[start of Extracted data]
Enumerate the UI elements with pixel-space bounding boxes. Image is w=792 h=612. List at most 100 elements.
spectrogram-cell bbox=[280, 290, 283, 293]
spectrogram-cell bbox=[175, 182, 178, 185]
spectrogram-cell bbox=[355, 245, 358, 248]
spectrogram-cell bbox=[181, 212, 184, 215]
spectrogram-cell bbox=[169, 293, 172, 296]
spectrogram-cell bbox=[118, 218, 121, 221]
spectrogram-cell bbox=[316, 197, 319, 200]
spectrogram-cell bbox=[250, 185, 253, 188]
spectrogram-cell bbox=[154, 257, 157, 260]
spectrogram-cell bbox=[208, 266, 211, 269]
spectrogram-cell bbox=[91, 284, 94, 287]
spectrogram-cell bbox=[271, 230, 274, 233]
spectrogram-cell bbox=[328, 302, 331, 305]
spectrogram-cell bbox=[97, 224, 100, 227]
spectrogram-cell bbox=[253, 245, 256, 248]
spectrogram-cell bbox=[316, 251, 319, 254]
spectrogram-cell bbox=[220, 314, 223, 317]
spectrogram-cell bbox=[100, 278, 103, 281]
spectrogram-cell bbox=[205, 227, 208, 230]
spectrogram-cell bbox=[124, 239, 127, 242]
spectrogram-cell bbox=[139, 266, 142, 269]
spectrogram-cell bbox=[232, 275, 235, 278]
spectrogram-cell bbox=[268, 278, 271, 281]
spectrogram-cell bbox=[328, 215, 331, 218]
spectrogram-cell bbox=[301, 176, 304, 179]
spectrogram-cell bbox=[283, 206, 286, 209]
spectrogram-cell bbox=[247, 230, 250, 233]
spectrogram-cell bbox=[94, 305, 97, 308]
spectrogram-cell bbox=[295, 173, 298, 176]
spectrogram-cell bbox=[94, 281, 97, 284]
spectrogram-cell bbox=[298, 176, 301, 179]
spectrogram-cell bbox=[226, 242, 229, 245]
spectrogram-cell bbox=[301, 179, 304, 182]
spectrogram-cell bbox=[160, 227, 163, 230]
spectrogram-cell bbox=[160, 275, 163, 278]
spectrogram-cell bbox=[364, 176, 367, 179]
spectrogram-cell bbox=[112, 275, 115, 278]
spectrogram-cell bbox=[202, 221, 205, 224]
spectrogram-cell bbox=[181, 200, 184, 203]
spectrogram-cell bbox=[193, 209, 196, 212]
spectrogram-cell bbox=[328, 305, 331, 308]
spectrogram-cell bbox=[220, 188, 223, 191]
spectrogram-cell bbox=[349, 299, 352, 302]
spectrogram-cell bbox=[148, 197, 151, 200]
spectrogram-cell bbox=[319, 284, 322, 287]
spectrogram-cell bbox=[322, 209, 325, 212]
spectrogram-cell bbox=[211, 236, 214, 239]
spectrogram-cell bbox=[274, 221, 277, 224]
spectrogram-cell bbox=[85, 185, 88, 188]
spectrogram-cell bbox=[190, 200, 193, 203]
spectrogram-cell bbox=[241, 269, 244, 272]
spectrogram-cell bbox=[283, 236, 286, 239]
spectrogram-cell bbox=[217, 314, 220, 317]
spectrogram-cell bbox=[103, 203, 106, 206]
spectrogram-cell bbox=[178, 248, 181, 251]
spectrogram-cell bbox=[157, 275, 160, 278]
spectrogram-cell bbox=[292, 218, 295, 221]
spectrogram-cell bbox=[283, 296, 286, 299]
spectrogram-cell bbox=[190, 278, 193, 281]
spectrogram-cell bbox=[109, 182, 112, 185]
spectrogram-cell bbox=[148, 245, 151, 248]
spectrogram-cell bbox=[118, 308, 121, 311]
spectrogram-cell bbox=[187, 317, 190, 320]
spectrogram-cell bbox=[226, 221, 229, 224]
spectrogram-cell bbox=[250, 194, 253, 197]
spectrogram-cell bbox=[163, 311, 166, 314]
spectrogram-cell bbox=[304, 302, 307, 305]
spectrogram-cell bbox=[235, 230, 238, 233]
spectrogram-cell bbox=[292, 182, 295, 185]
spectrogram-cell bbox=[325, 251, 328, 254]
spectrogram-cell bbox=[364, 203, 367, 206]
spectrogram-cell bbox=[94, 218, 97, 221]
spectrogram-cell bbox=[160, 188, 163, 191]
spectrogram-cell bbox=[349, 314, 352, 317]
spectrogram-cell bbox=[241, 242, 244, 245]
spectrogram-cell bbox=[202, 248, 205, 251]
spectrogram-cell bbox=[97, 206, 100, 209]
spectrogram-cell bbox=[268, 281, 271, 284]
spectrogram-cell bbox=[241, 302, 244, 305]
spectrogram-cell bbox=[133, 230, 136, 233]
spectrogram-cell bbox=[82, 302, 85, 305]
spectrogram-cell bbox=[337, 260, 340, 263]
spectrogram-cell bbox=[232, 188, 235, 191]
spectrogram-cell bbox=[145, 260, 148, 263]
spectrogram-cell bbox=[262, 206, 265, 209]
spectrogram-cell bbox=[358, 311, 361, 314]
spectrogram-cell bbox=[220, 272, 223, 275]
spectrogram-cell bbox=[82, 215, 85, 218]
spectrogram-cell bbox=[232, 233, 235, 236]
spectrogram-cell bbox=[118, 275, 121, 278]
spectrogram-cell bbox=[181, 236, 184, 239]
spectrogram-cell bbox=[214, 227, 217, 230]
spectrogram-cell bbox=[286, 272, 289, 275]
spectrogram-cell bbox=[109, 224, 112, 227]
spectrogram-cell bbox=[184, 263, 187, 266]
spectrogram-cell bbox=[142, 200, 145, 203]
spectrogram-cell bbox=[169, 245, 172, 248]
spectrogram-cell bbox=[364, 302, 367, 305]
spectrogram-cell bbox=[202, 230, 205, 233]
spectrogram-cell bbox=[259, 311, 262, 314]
[end of Extracted data]
▸ What is expected: Print every one of the rows above again, character for character, adding nothing and leaving nothing out.

▸ Answer to this exercise:
Enumerate the UI elements with pixel-space bounding boxes. Image is w=792 h=612. List at most 100 elements.
spectrogram-cell bbox=[280, 290, 283, 293]
spectrogram-cell bbox=[175, 182, 178, 185]
spectrogram-cell bbox=[355, 245, 358, 248]
spectrogram-cell bbox=[181, 212, 184, 215]
spectrogram-cell bbox=[169, 293, 172, 296]
spectrogram-cell bbox=[118, 218, 121, 221]
spectrogram-cell bbox=[316, 197, 319, 200]
spectrogram-cell bbox=[250, 185, 253, 188]
spectrogram-cell bbox=[154, 257, 157, 260]
spectrogram-cell bbox=[208, 266, 211, 269]
spectrogram-cell bbox=[91, 284, 94, 287]
spectrogram-cell bbox=[271, 230, 274, 233]
spectrogram-cell bbox=[328, 302, 331, 305]
spectrogram-cell bbox=[97, 224, 100, 227]
spectrogram-cell bbox=[253, 245, 256, 248]
spectrogram-cell bbox=[316, 251, 319, 254]
spectrogram-cell bbox=[220, 314, 223, 317]
spectrogram-cell bbox=[100, 278, 103, 281]
spectrogram-cell bbox=[205, 227, 208, 230]
spectrogram-cell bbox=[124, 239, 127, 242]
spectrogram-cell bbox=[139, 266, 142, 269]
spectrogram-cell bbox=[232, 275, 235, 278]
spectrogram-cell bbox=[268, 278, 271, 281]
spectrogram-cell bbox=[328, 215, 331, 218]
spectrogram-cell bbox=[301, 176, 304, 179]
spectrogram-cell bbox=[283, 206, 286, 209]
spectrogram-cell bbox=[247, 230, 250, 233]
spectrogram-cell bbox=[94, 305, 97, 308]
spectrogram-cell bbox=[295, 173, 298, 176]
spectrogram-cell bbox=[94, 281, 97, 284]
spectrogram-cell bbox=[298, 176, 301, 179]
spectrogram-cell bbox=[226, 242, 229, 245]
spectrogram-cell bbox=[301, 179, 304, 182]
spectrogram-cell bbox=[160, 227, 163, 230]
spectrogram-cell bbox=[160, 275, 163, 278]
spectrogram-cell bbox=[364, 176, 367, 179]
spectrogram-cell bbox=[112, 275, 115, 278]
spectrogram-cell bbox=[202, 221, 205, 224]
spectrogram-cell bbox=[181, 200, 184, 203]
spectrogram-cell bbox=[193, 209, 196, 212]
spectrogram-cell bbox=[328, 305, 331, 308]
spectrogram-cell bbox=[220, 188, 223, 191]
spectrogram-cell bbox=[349, 299, 352, 302]
spectrogram-cell bbox=[148, 197, 151, 200]
spectrogram-cell bbox=[319, 284, 322, 287]
spectrogram-cell bbox=[322, 209, 325, 212]
spectrogram-cell bbox=[211, 236, 214, 239]
spectrogram-cell bbox=[274, 221, 277, 224]
spectrogram-cell bbox=[85, 185, 88, 188]
spectrogram-cell bbox=[190, 200, 193, 203]
spectrogram-cell bbox=[241, 269, 244, 272]
spectrogram-cell bbox=[283, 236, 286, 239]
spectrogram-cell bbox=[217, 314, 220, 317]
spectrogram-cell bbox=[103, 203, 106, 206]
spectrogram-cell bbox=[178, 248, 181, 251]
spectrogram-cell bbox=[157, 275, 160, 278]
spectrogram-cell bbox=[292, 218, 295, 221]
spectrogram-cell bbox=[283, 296, 286, 299]
spectrogram-cell bbox=[190, 278, 193, 281]
spectrogram-cell bbox=[109, 182, 112, 185]
spectrogram-cell bbox=[148, 245, 151, 248]
spectrogram-cell bbox=[118, 308, 121, 311]
spectrogram-cell bbox=[187, 317, 190, 320]
spectrogram-cell bbox=[226, 221, 229, 224]
spectrogram-cell bbox=[250, 194, 253, 197]
spectrogram-cell bbox=[163, 311, 166, 314]
spectrogram-cell bbox=[304, 302, 307, 305]
spectrogram-cell bbox=[235, 230, 238, 233]
spectrogram-cell bbox=[292, 182, 295, 185]
spectrogram-cell bbox=[325, 251, 328, 254]
spectrogram-cell bbox=[364, 203, 367, 206]
spectrogram-cell bbox=[94, 218, 97, 221]
spectrogram-cell bbox=[160, 188, 163, 191]
spectrogram-cell bbox=[349, 314, 352, 317]
spectrogram-cell bbox=[241, 242, 244, 245]
spectrogram-cell bbox=[202, 248, 205, 251]
spectrogram-cell bbox=[97, 206, 100, 209]
spectrogram-cell bbox=[268, 281, 271, 284]
spectrogram-cell bbox=[241, 302, 244, 305]
spectrogram-cell bbox=[133, 230, 136, 233]
spectrogram-cell bbox=[82, 302, 85, 305]
spectrogram-cell bbox=[337, 260, 340, 263]
spectrogram-cell bbox=[232, 188, 235, 191]
spectrogram-cell bbox=[145, 260, 148, 263]
spectrogram-cell bbox=[262, 206, 265, 209]
spectrogram-cell bbox=[358, 311, 361, 314]
spectrogram-cell bbox=[220, 272, 223, 275]
spectrogram-cell bbox=[82, 215, 85, 218]
spectrogram-cell bbox=[232, 233, 235, 236]
spectrogram-cell bbox=[118, 275, 121, 278]
spectrogram-cell bbox=[181, 236, 184, 239]
spectrogram-cell bbox=[214, 227, 217, 230]
spectrogram-cell bbox=[286, 272, 289, 275]
spectrogram-cell bbox=[109, 224, 112, 227]
spectrogram-cell bbox=[184, 263, 187, 266]
spectrogram-cell bbox=[142, 200, 145, 203]
spectrogram-cell bbox=[169, 245, 172, 248]
spectrogram-cell bbox=[364, 302, 367, 305]
spectrogram-cell bbox=[202, 230, 205, 233]
spectrogram-cell bbox=[259, 311, 262, 314]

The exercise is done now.